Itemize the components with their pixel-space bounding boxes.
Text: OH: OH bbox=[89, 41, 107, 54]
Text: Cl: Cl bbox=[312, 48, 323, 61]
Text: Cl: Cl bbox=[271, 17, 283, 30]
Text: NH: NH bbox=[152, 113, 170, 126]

==

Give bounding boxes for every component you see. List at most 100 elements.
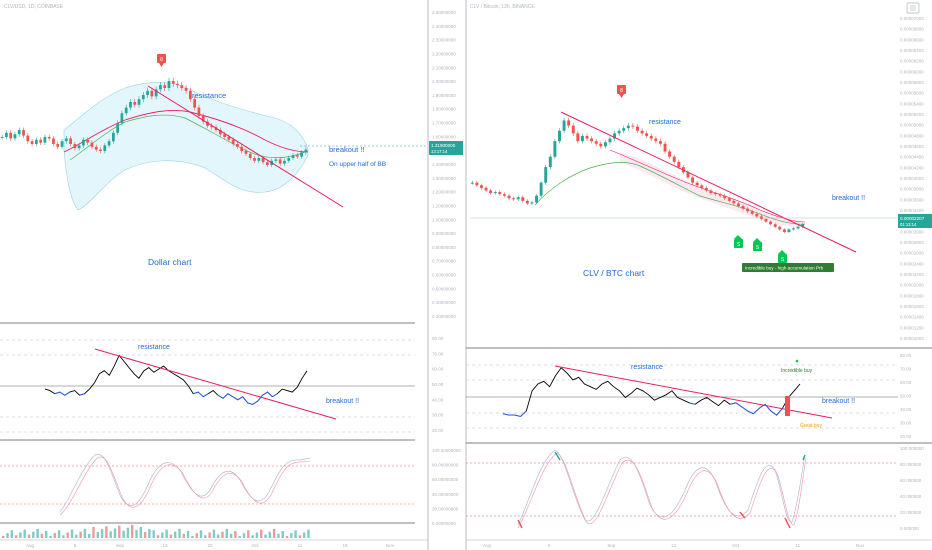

* * *

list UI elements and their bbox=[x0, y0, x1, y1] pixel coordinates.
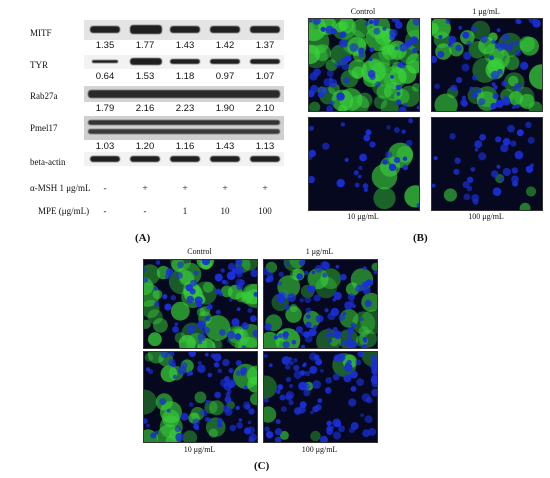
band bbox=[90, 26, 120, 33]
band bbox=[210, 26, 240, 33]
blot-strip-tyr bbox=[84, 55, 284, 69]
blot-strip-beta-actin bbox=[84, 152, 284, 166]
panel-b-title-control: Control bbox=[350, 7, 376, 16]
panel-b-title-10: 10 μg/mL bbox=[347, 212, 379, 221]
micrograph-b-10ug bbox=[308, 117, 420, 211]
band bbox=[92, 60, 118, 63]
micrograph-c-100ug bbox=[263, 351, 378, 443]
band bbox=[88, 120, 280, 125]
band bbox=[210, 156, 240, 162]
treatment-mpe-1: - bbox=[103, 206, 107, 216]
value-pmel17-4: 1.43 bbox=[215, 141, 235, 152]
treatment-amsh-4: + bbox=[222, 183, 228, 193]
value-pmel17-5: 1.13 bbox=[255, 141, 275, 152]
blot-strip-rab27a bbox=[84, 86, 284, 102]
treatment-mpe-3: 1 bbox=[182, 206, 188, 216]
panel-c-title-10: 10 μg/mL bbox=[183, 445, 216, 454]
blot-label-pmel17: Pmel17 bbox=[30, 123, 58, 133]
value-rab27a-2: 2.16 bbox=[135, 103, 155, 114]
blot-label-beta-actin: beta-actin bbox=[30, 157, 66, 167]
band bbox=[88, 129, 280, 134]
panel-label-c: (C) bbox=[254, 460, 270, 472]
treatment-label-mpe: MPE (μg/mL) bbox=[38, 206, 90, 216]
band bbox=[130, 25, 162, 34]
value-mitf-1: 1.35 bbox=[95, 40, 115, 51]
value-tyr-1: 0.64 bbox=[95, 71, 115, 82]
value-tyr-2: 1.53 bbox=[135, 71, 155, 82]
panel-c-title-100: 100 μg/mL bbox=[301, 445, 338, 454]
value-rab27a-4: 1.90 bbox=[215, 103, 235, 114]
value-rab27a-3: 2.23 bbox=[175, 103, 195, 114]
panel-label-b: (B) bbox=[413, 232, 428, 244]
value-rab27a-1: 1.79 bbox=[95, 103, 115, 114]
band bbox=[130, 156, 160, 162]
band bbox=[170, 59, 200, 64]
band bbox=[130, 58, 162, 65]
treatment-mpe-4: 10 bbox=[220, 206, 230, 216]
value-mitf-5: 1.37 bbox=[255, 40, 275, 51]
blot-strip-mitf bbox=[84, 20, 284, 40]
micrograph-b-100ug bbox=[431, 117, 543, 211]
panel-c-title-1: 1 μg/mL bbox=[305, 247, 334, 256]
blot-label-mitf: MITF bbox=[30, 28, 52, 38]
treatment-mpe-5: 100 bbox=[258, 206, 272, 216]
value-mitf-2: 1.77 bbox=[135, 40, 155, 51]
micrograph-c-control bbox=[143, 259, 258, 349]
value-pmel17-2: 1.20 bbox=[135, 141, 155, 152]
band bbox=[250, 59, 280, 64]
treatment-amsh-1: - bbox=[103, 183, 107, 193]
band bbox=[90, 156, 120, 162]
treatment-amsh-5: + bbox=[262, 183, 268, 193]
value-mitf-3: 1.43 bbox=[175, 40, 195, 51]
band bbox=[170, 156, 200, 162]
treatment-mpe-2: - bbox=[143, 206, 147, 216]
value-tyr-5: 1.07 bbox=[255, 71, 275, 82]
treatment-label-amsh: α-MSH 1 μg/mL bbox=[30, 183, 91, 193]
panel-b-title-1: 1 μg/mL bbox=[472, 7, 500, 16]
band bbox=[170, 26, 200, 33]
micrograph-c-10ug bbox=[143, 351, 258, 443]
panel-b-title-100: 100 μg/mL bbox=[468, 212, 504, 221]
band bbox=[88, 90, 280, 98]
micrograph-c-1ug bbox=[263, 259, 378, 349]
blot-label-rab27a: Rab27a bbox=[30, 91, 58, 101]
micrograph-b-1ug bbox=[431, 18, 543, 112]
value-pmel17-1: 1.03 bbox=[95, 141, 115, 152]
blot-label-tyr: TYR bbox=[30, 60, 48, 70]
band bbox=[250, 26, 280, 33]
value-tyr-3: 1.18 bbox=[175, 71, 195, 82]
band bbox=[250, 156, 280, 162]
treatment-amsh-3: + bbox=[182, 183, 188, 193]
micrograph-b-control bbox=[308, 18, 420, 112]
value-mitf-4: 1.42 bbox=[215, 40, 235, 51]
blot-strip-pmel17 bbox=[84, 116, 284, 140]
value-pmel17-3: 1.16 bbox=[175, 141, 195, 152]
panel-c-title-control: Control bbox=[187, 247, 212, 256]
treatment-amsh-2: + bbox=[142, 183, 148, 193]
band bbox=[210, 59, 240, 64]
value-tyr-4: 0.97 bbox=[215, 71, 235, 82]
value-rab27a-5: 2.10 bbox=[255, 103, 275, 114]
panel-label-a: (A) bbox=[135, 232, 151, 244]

▸ **To do**
Please extract every line from the rows above that contains the string "micrograph".

▸ **Output for this task**
micrograph-b-10ug bbox=[308, 117, 420, 211]
micrograph-c-100ug bbox=[263, 351, 378, 443]
micrograph-b-100ug bbox=[431, 117, 543, 211]
micrograph-c-control bbox=[143, 259, 258, 349]
micrograph-c-10ug bbox=[143, 351, 258, 443]
micrograph-c-1ug bbox=[263, 259, 378, 349]
micrograph-b-1ug bbox=[431, 18, 543, 112]
micrograph-b-control bbox=[308, 18, 420, 112]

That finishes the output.